+++ DATA PROVIDED +++

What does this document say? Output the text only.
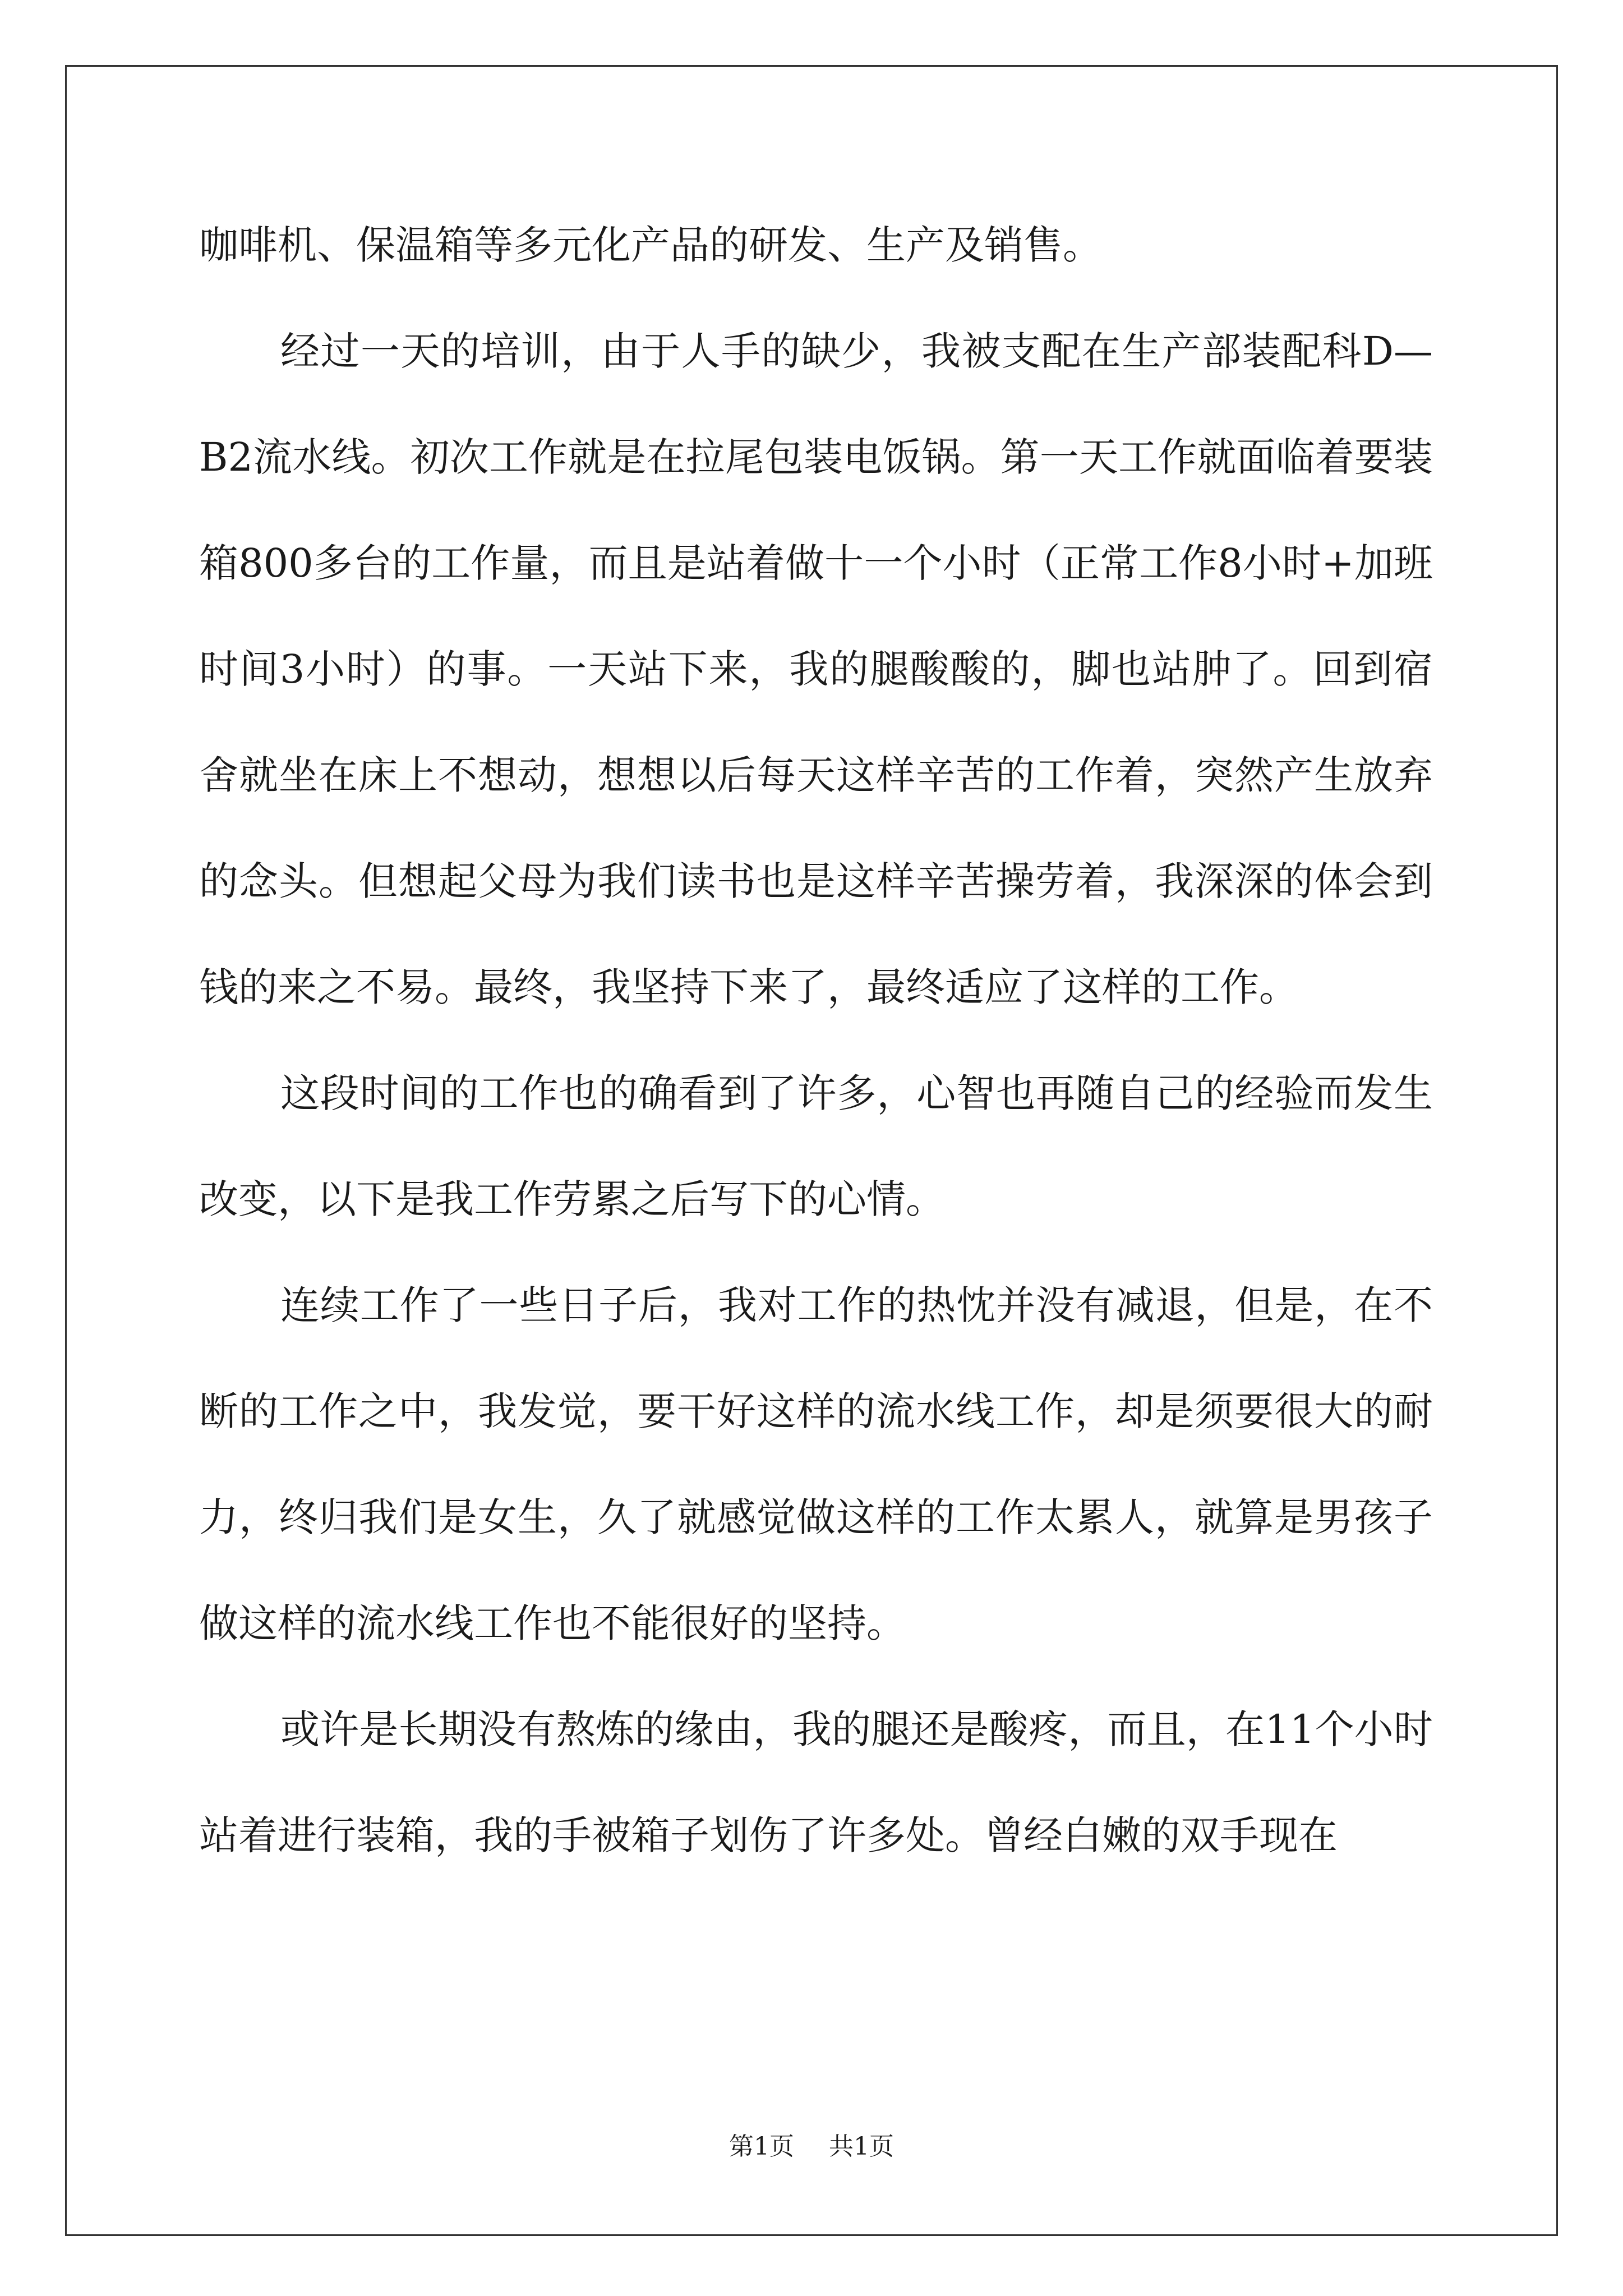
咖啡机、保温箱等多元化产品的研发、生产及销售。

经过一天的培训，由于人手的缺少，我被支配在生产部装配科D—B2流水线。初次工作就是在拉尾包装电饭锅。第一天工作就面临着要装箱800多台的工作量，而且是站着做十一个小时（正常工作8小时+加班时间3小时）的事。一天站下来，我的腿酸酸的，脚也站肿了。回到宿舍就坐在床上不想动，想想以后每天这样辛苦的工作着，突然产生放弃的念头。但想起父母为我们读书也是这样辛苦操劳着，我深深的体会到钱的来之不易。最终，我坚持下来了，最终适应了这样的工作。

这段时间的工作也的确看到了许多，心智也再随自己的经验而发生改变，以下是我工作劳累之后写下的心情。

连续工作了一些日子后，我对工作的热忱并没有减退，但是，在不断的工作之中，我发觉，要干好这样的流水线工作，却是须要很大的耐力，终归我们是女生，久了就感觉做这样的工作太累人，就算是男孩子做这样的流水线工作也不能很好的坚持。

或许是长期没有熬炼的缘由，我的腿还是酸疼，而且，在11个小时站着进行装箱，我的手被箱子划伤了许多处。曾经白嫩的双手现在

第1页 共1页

+++
+++ DATA PROVIDED +++

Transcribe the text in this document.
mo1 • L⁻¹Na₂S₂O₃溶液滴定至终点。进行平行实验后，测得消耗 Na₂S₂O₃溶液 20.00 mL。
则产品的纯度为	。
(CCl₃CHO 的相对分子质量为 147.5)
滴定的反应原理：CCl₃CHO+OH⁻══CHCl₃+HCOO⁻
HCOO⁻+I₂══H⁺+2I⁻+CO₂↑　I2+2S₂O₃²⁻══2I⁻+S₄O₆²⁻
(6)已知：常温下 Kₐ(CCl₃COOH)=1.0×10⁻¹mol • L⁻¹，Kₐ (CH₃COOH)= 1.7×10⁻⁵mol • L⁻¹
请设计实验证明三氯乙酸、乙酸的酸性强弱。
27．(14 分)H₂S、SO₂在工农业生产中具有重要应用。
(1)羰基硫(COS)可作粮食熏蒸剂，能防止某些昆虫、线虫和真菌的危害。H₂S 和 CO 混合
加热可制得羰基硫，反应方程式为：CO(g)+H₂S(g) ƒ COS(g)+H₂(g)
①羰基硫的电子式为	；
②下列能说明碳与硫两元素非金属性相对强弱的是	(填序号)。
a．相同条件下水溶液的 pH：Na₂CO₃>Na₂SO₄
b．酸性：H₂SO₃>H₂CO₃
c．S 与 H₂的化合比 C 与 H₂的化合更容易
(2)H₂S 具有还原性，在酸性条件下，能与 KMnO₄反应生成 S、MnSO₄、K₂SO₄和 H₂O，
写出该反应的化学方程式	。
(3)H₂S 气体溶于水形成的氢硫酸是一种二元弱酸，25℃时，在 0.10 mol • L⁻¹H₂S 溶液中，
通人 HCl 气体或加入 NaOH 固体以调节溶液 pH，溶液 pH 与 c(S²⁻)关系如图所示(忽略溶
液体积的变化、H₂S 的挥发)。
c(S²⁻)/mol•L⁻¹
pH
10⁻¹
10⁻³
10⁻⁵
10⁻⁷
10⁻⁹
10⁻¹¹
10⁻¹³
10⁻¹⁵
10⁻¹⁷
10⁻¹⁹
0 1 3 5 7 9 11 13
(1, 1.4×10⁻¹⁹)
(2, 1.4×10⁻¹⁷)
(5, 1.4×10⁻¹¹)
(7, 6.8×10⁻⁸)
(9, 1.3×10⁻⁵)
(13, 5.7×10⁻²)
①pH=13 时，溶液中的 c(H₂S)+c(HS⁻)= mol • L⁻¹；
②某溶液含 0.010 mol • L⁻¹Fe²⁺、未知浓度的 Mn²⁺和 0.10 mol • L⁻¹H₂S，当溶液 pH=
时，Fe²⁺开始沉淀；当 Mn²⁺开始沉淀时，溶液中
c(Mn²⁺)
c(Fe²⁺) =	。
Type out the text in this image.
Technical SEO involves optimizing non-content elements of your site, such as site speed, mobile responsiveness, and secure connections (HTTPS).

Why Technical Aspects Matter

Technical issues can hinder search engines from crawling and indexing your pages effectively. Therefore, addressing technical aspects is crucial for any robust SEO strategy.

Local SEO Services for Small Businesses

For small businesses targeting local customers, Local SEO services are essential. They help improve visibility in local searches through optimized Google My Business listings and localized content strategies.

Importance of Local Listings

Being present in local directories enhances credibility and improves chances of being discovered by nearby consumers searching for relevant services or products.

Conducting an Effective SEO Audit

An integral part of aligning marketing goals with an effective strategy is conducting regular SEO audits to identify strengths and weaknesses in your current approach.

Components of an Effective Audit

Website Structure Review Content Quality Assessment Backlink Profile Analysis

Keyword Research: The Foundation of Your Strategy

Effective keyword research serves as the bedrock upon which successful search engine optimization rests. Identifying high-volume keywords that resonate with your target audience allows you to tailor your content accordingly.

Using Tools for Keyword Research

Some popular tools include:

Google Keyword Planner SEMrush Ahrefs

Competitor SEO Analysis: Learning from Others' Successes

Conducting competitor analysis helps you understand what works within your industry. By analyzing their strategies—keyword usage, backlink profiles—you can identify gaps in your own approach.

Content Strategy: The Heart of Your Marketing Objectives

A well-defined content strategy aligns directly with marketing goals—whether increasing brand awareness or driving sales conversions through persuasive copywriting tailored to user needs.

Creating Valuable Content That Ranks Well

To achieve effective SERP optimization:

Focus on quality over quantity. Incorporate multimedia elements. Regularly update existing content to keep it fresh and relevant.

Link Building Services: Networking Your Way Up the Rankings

+++
+++ DATA PROVIDED +++

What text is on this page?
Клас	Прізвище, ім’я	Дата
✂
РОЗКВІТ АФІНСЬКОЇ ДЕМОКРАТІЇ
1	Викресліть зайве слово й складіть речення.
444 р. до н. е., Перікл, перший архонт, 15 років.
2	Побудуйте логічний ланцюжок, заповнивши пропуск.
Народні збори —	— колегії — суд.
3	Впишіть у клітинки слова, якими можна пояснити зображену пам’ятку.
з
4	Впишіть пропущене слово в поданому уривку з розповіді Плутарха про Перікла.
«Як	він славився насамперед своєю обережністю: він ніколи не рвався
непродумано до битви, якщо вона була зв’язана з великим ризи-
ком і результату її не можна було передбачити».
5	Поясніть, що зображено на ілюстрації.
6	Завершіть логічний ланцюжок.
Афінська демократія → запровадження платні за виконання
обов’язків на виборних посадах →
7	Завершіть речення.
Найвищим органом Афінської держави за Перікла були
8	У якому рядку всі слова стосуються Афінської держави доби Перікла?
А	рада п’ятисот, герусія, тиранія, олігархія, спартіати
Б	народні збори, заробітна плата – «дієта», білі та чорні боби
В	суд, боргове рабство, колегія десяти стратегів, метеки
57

+++

• SET EXERCISE:
Show the lines of the records that contain the word "document".

• OUTPUT OF THE TASK:
What does this document say? Output the text only.
Transcribe the text in this document.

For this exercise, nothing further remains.